Dataset entries:
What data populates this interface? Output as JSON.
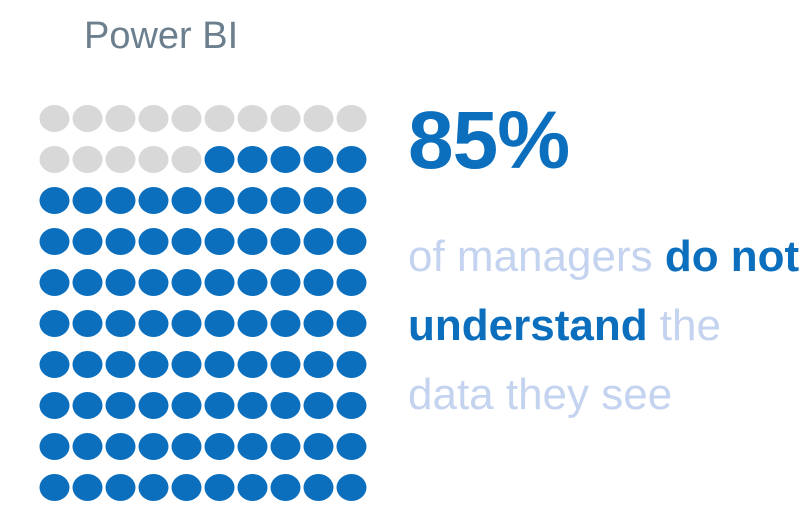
{
  "brand": {
    "title": "Power BI"
  },
  "chart_data": {
    "type": "waffle",
    "rows": 10,
    "columns": 10,
    "total": 100,
    "filled": 85,
    "value": 85,
    "value_label": "85%",
    "fill_order": "bottom-up",
    "colors": {
      "filled": "#0b6fbe",
      "empty": "#d8d8d8"
    }
  },
  "caption": {
    "part1": "of managers ",
    "emphasis": "do not understand",
    "part2": " the data they see",
    "colors": {
      "normal": "#c4d3ef",
      "emphasis": "#0b6fbe"
    }
  }
}
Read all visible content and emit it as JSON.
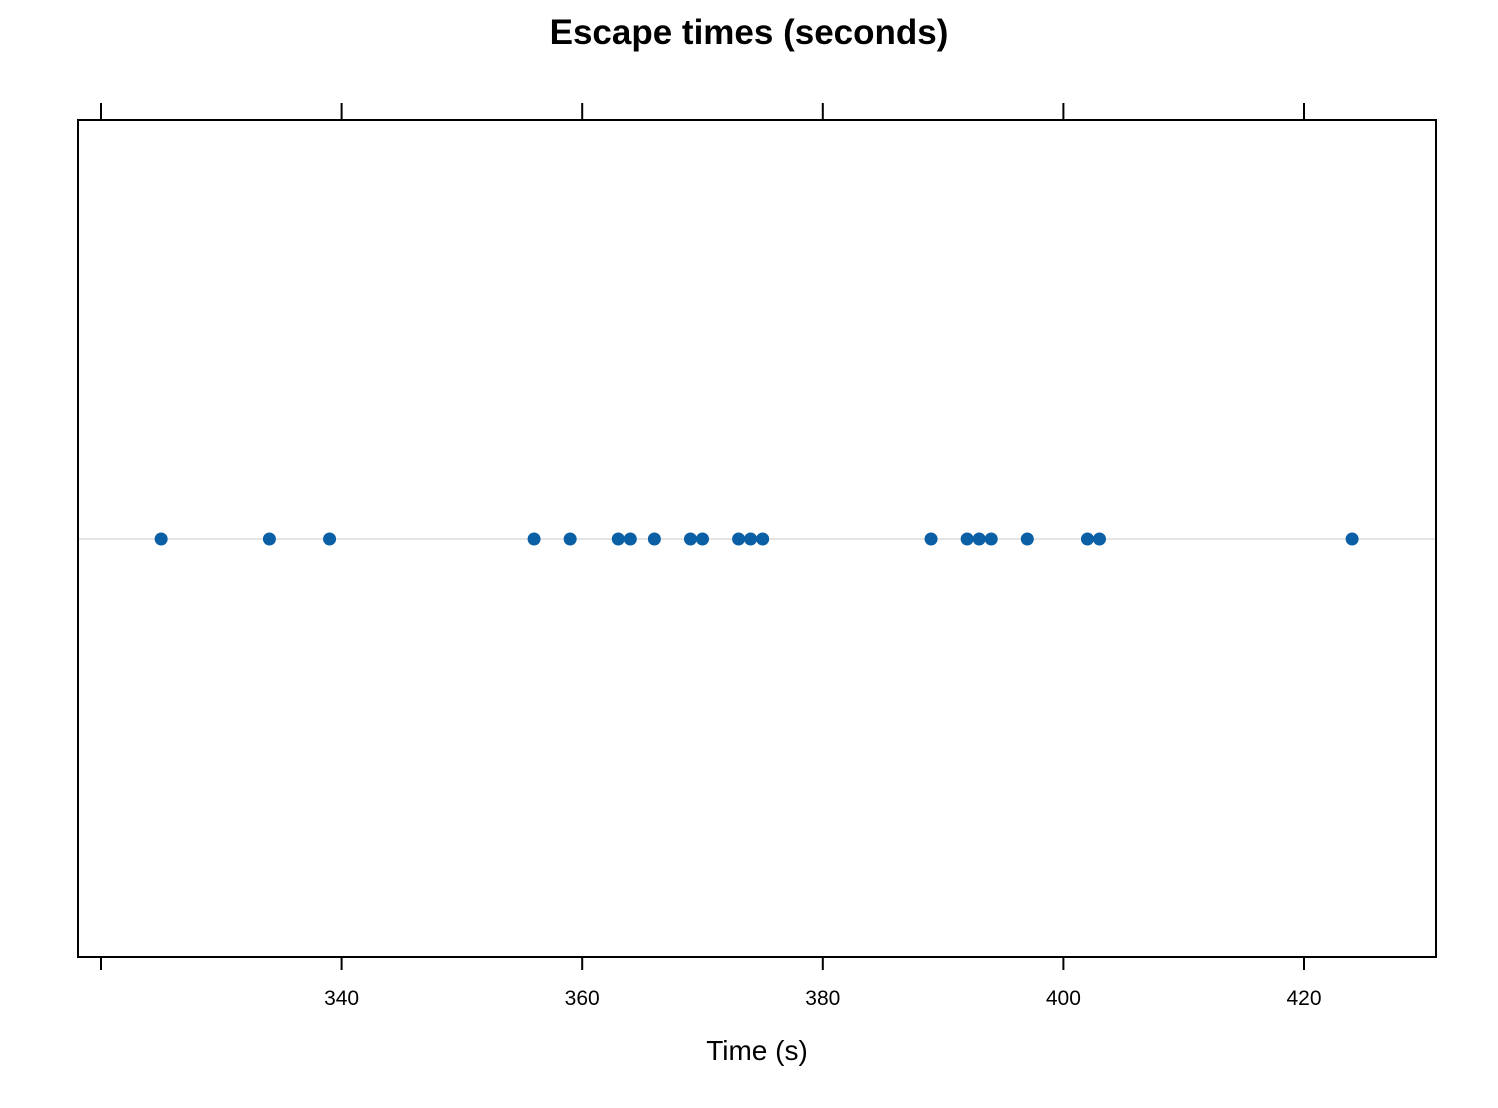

(Task details):
Each line above is to be copied verbatim. Drop any image from the copy.

(Output):
What data populates this interface? Output as JSON.
{
  "brand": {
    "title": "Power BI"
  },
  "chart_data": {
    "type": "waffle",
    "rows": 10,
    "columns": 10,
    "total": 100,
    "filled": 85,
    "value": 85,
    "value_label": "85%",
    "fill_order": "bottom-up",
    "colors": {
      "filled": "#0b6fbe",
      "empty": "#d8d8d8"
    }
  },
  "caption": {
    "part1": "of managers ",
    "emphasis": "do not understand",
    "part2": " the data they see",
    "colors": {
      "normal": "#c4d3ef",
      "emphasis": "#0b6fbe"
    }
  }
}
Read all visible content and emit it as JSON.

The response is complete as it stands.